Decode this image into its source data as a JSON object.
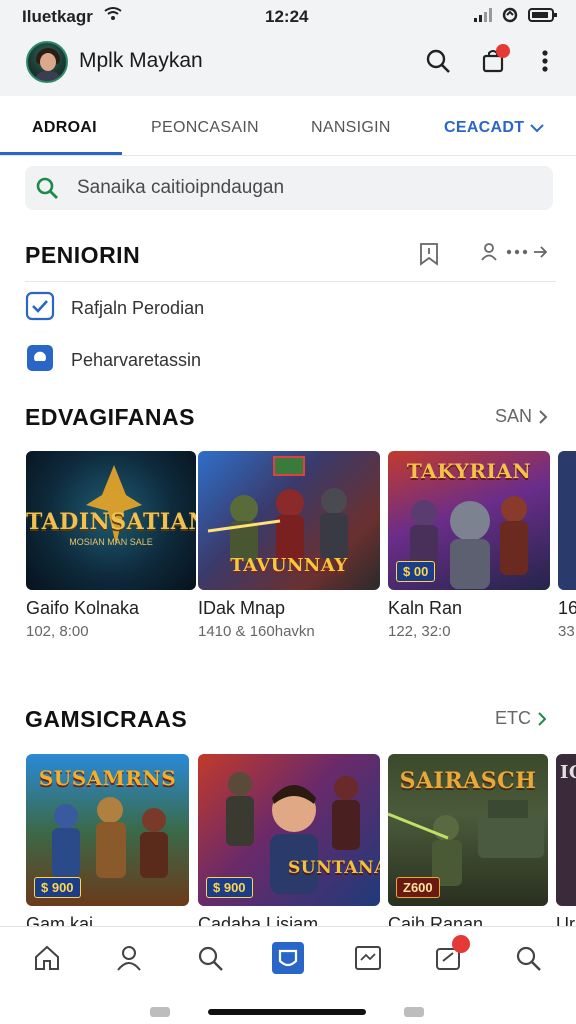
{
  "status_bar": {
    "carrier": "Iluetkagr",
    "time": "12:24"
  },
  "header": {
    "user_name": "Mplk Maykan",
    "notification_badge": ""
  },
  "tabs": [
    {
      "label": "ADROAI",
      "active": true
    },
    {
      "label": "PEONCASAIN",
      "active": false
    },
    {
      "label": "NANSIGIN",
      "active": false
    },
    {
      "label": "CEACADT",
      "active": false
    }
  ],
  "search": {
    "placeholder": "Sanaika caitioipndaugan"
  },
  "section1": {
    "title": "PENIORIN",
    "items": [
      {
        "label": "Rafjaln Perodian",
        "icon": "checkbox-checked-icon"
      },
      {
        "label": "Peharvaretassin",
        "icon": "toggle-icon"
      }
    ]
  },
  "section2": {
    "title": "EDVAGIFANAS",
    "see_all": "SAN",
    "cards": [
      {
        "name": "Gaifo Kolnaka",
        "meta": "102, 8:00",
        "thumb_title": "TADINSATIAN",
        "thumb_subtitle": "MOSIAN MAN SALE"
      },
      {
        "name": "IDak Mnap",
        "meta": "1410 & 160havkn",
        "thumb_title": "TAVUNNAY",
        "thumb_subtitle": ""
      },
      {
        "name": "Kaln Ran",
        "meta": "122, 32:0",
        "thumb_title": "TAKYRIAN",
        "thumb_subtitle": "",
        "price": "$ 00"
      },
      {
        "name": "16",
        "meta": "33"
      }
    ]
  },
  "section3": {
    "title": "GAMSICRAAS",
    "see_all": "ETC",
    "cards": [
      {
        "name": "Gam kai",
        "thumb_title": "SUSAMRNS",
        "price": "$ 900"
      },
      {
        "name": "Cadaba Lisiam",
        "thumb_title": "SUNTANAN",
        "price": "$ 900"
      },
      {
        "name": "Caih Ranan",
        "thumb_title": "SAIRASCH",
        "price": "Z600"
      },
      {
        "name": "Ur",
        "thumb_title": "IG"
      }
    ]
  },
  "bottom_nav": {
    "items": [
      "home-icon",
      "profile-icon",
      "search-icon",
      "store-icon",
      "activity-icon",
      "notifications-icon",
      "search-icon"
    ],
    "active_index": 3,
    "badge": ""
  },
  "colors": {
    "accent": "#2a66c8",
    "badge": "#e53935",
    "search_bg": "#f0f2f4"
  }
}
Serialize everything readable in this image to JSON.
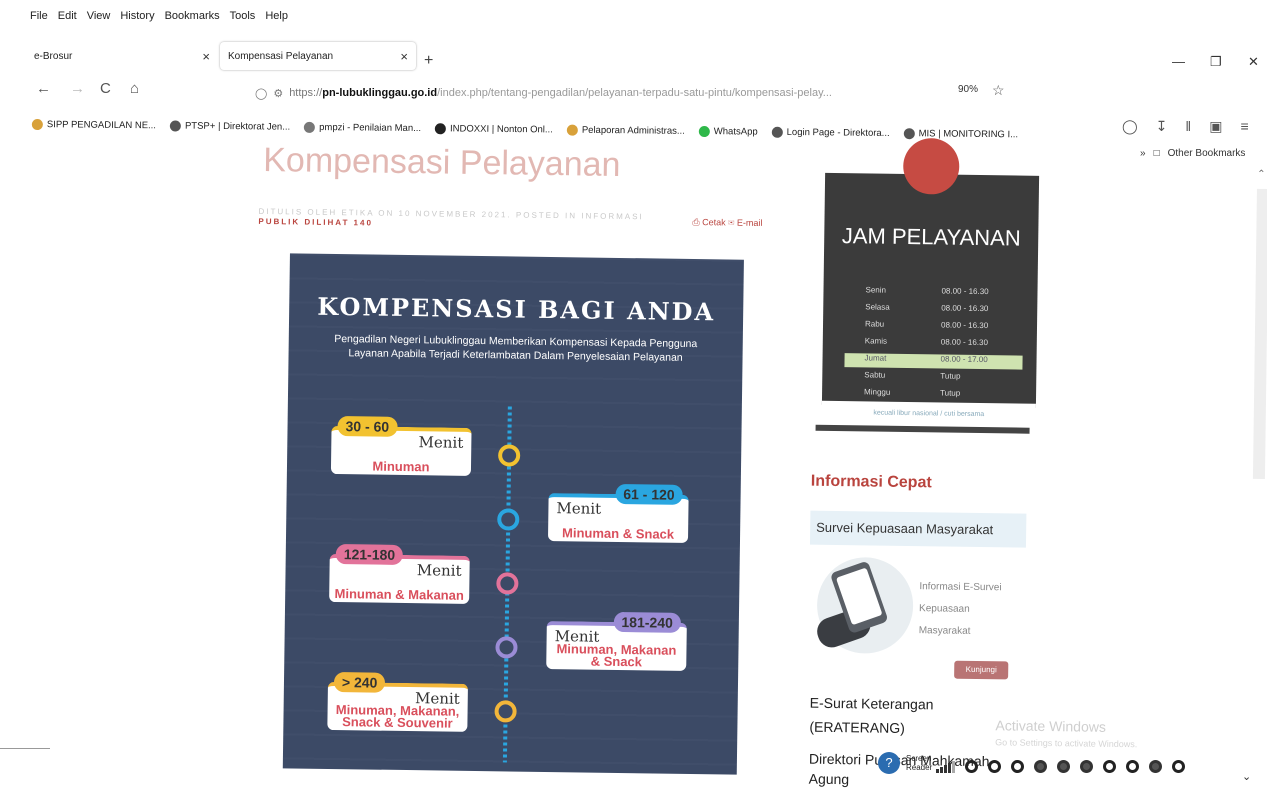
{
  "menu": [
    "File",
    "Edit",
    "View",
    "History",
    "Bookmarks",
    "Tools",
    "Help"
  ],
  "tabs": [
    {
      "label": "e-Brosur",
      "close": "×"
    },
    {
      "label": "Kompensasi Pelayanan",
      "close": "×"
    }
  ],
  "new_tab": "+",
  "window": {
    "minimize": "—",
    "restore": "❐",
    "close": "✕"
  },
  "nav": {
    "back": "←",
    "forward": "→",
    "reload": "C",
    "home": "⌂",
    "shield": "◯",
    "lock": "🔒"
  },
  "url": {
    "prefix": "https://",
    "host": "pn-lubuklinggau.go.id",
    "path": "/index.php/tentang-pengadilan/pelayanan-terpadu-satu-pintu/kompensasi-pelay..."
  },
  "zoom": "90%",
  "bookmarks": [
    {
      "label": "SIPP PENGADILAN NE...",
      "color": "#d8a13a"
    },
    {
      "label": "PTSP+ | Direktorat Jen...",
      "color": "#555"
    },
    {
      "label": "pmpzi - Penilaian Man...",
      "color": "#777"
    },
    {
      "label": "INDOXXI | Nonton Onl...",
      "color": "#222"
    },
    {
      "label": "Pelaporan Administras...",
      "color": "#d8a13a"
    },
    {
      "label": "WhatsApp",
      "color": "#2fb84a"
    },
    {
      "label": "Login Page - Direktora...",
      "color": "#555"
    },
    {
      "label": "MIS | MONITORING I...",
      "color": "#555"
    }
  ],
  "other_bookmarks": "Other Bookmarks",
  "article": {
    "title": "Kompensasi Pelayanan",
    "meta_line1": "DITULIS OLEH ETIKA ON 10 NOVEMBER 2021. POSTED IN INFORMASI",
    "meta_line2": "PUBLIK DILIHAT 140",
    "print": "Cetak",
    "email": "E-mail"
  },
  "poster": {
    "title": "KOMPENSASI BAGI ANDA",
    "subtitle": "Pengadilan Negeri Lubuklinggau Memberikan Kompensasi Kepada Pengguna Layanan Apabila Terjadi Keterlambatan Dalam Penyelesaian Pelayanan",
    "items": [
      {
        "range": "30 - 60",
        "unit": "Menit",
        "reward": "Minuman",
        "color": "#f2c230"
      },
      {
        "range": "61 - 120",
        "unit": "Menit",
        "reward": "Minuman & Snack",
        "color": "#2aa6e0"
      },
      {
        "range": "121-180",
        "unit": "Menit",
        "reward": "Minuman & Makanan",
        "color": "#e2739a"
      },
      {
        "range": "181-240",
        "unit": "Menit",
        "reward": "Minuman, Makanan & Snack",
        "color": "#9b8cd6"
      },
      {
        "range": "> 240",
        "unit": "Menit",
        "reward": "Minuman, Makanan, Snack & Souvenir",
        "color": "#f2b63a"
      }
    ]
  },
  "jam": {
    "title": "JAM PELAYANAN",
    "rows": [
      {
        "day": "Senin",
        "time": "08.00 - 16.30"
      },
      {
        "day": "Selasa",
        "time": "08.00 - 16.30"
      },
      {
        "day": "Rabu",
        "time": "08.00 - 16.30"
      },
      {
        "day": "Kamis",
        "time": "08.00 - 16.30"
      },
      {
        "day": "Jumat",
        "time": "08.00 - 17.00"
      },
      {
        "day": "Sabtu",
        "time": "Tutup"
      },
      {
        "day": "Minggu",
        "time": "Tutup"
      }
    ],
    "footer": "kecuali libur nasional / cuti bersama"
  },
  "sidebar": {
    "info_title": "Informasi Cepat",
    "survey_title": "Survei Kepuasaan Masyarakat",
    "survey_text": [
      "Informasi E-Survei",
      "Kepuasaan",
      "Masyarakat"
    ],
    "visit": "Kunjungi",
    "esurat": [
      "E-Surat Keterangan",
      "(ERATERANG)"
    ],
    "direktori": [
      "Direktori Putusan Mahkamah",
      "Agung"
    ]
  },
  "activate": {
    "title": "Activate Windows",
    "sub": "Go to Settings to activate Windows."
  },
  "screen_reader": {
    "label1": "Screen",
    "label2": "Reader"
  }
}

◆ DO THIS
Each record above is to be restated exactly, with its pictures removed from the copy.

◆ OUTPUT
Decode this image into its source data as a JSON object.
{
  "status_bar": {
    "carrier": "Iluetkagr",
    "time": "12:24"
  },
  "header": {
    "user_name": "Mplk Maykan",
    "notification_badge": ""
  },
  "tabs": [
    {
      "label": "ADROAI",
      "active": true
    },
    {
      "label": "PEONCASAIN",
      "active": false
    },
    {
      "label": "NANSIGIN",
      "active": false
    },
    {
      "label": "CEACADT",
      "active": false
    }
  ],
  "search": {
    "placeholder": "Sanaika caitioipndaugan"
  },
  "section1": {
    "title": "PENIORIN",
    "items": [
      {
        "label": "Rafjaln Perodian",
        "icon": "checkbox-checked-icon"
      },
      {
        "label": "Peharvaretassin",
        "icon": "toggle-icon"
      }
    ]
  },
  "section2": {
    "title": "EDVAGIFANAS",
    "see_all": "SAN",
    "cards": [
      {
        "name": "Gaifo Kolnaka",
        "meta": "102, 8:00",
        "thumb_title": "TADINSATIAN",
        "thumb_subtitle": "MOSIAN MAN SALE"
      },
      {
        "name": "IDak Mnap",
        "meta": "1410 & 160havkn",
        "thumb_title": "TAVUNNAY",
        "thumb_subtitle": ""
      },
      {
        "name": "Kaln Ran",
        "meta": "122, 32:0",
        "thumb_title": "TAKYRIAN",
        "thumb_subtitle": "",
        "price": "$ 00"
      },
      {
        "name": "16",
        "meta": "33"
      }
    ]
  },
  "section3": {
    "title": "GAMSICRAAS",
    "see_all": "ETC",
    "cards": [
      {
        "name": "Gam kai",
        "thumb_title": "SUSAMRNS",
        "price": "$ 900"
      },
      {
        "name": "Cadaba Lisiam",
        "thumb_title": "SUNTANAN",
        "price": "$ 900"
      },
      {
        "name": "Caih Ranan",
        "thumb_title": "SAIRASCH",
        "price": "Z600"
      },
      {
        "name": "Ur",
        "thumb_title": "IG"
      }
    ]
  },
  "bottom_nav": {
    "items": [
      "home-icon",
      "profile-icon",
      "search-icon",
      "store-icon",
      "activity-icon",
      "notifications-icon",
      "search-icon"
    ],
    "active_index": 3,
    "badge": ""
  },
  "colors": {
    "accent": "#2a66c8",
    "badge": "#e53935",
    "search_bg": "#f0f2f4"
  }
}
Serialize everything readable in this image to JSON.
{
  "menu": [
    "File",
    "Edit",
    "View",
    "History",
    "Bookmarks",
    "Tools",
    "Help"
  ],
  "tabs": [
    {
      "label": "e-Brosur",
      "close": "×"
    },
    {
      "label": "Kompensasi Pelayanan",
      "close": "×"
    }
  ],
  "new_tab": "+",
  "window": {
    "minimize": "—",
    "restore": "❐",
    "close": "✕"
  },
  "nav": {
    "back": "←",
    "forward": "→",
    "reload": "C",
    "home": "⌂",
    "shield": "◯",
    "lock": "🔒"
  },
  "url": {
    "prefix": "https://",
    "host": "pn-lubuklinggau.go.id",
    "path": "/index.php/tentang-pengadilan/pelayanan-terpadu-satu-pintu/kompensasi-pelay..."
  },
  "zoom": "90%",
  "bookmarks": [
    {
      "label": "SIPP PENGADILAN NE...",
      "color": "#d8a13a"
    },
    {
      "label": "PTSP+ | Direktorat Jen...",
      "color": "#555"
    },
    {
      "label": "pmpzi - Penilaian Man...",
      "color": "#777"
    },
    {
      "label": "INDOXXI | Nonton Onl...",
      "color": "#222"
    },
    {
      "label": "Pelaporan Administras...",
      "color": "#d8a13a"
    },
    {
      "label": "WhatsApp",
      "color": "#2fb84a"
    },
    {
      "label": "Login Page - Direktora...",
      "color": "#555"
    },
    {
      "label": "MIS | MONITORING I...",
      "color": "#555"
    }
  ],
  "other_bookmarks": "Other Bookmarks",
  "article": {
    "title": "Kompensasi Pelayanan",
    "meta_line1": "DITULIS OLEH ETIKA ON 10 NOVEMBER 2021. POSTED IN INFORMASI",
    "meta_line2": "PUBLIK DILIHAT 140",
    "print": "Cetak",
    "email": "E-mail"
  },
  "poster": {
    "title": "KOMPENSASI BAGI ANDA",
    "subtitle": "Pengadilan Negeri Lubuklinggau Memberikan Kompensasi Kepada Pengguna Layanan Apabila Terjadi Keterlambatan Dalam Penyelesaian Pelayanan",
    "items": [
      {
        "range": "30 - 60",
        "unit": "Menit",
        "reward": "Minuman",
        "color": "#f2c230"
      },
      {
        "range": "61 - 120",
        "unit": "Menit",
        "reward": "Minuman & Snack",
        "color": "#2aa6e0"
      },
      {
        "range": "121-180",
        "unit": "Menit",
        "reward": "Minuman & Makanan",
        "color": "#e2739a"
      },
      {
        "range": "181-240",
        "unit": "Menit",
        "reward": "Minuman, Makanan & Snack",
        "color": "#9b8cd6"
      },
      {
        "range": "> 240",
        "unit": "Menit",
        "reward": "Minuman, Makanan, Snack & Souvenir",
        "color": "#f2b63a"
      }
    ]
  },
  "jam": {
    "title": "JAM PELAYANAN",
    "rows": [
      {
        "day": "Senin",
        "time": "08.00 - 16.30"
      },
      {
        "day": "Selasa",
        "time": "08.00 - 16.30"
      },
      {
        "day": "Rabu",
        "time": "08.00 - 16.30"
      },
      {
        "day": "Kamis",
        "time": "08.00 - 16.30"
      },
      {
        "day": "Jumat",
        "time": "08.00 - 17.00"
      },
      {
        "day": "Sabtu",
        "time": "Tutup"
      },
      {
        "day": "Minggu",
        "time": "Tutup"
      }
    ],
    "footer": "kecuali libur nasional / cuti bersama"
  },
  "sidebar": {
    "info_title": "Informasi Cepat",
    "survey_title": "Survei Kepuasaan Masyarakat",
    "survey_text": [
      "Informasi E-Survei",
      "Kepuasaan",
      "Masyarakat"
    ],
    "visit": "Kunjungi",
    "esurat": [
      "E-Surat Keterangan",
      "(ERATERANG)"
    ],
    "direktori": [
      "Direktori Putusan Mahkamah",
      "Agung"
    ]
  },
  "activate": {
    "title": "Activate Windows",
    "sub": "Go to Settings to activate Windows."
  },
  "screen_reader": {
    "label1": "Screen",
    "label2": "Reader"
  }
}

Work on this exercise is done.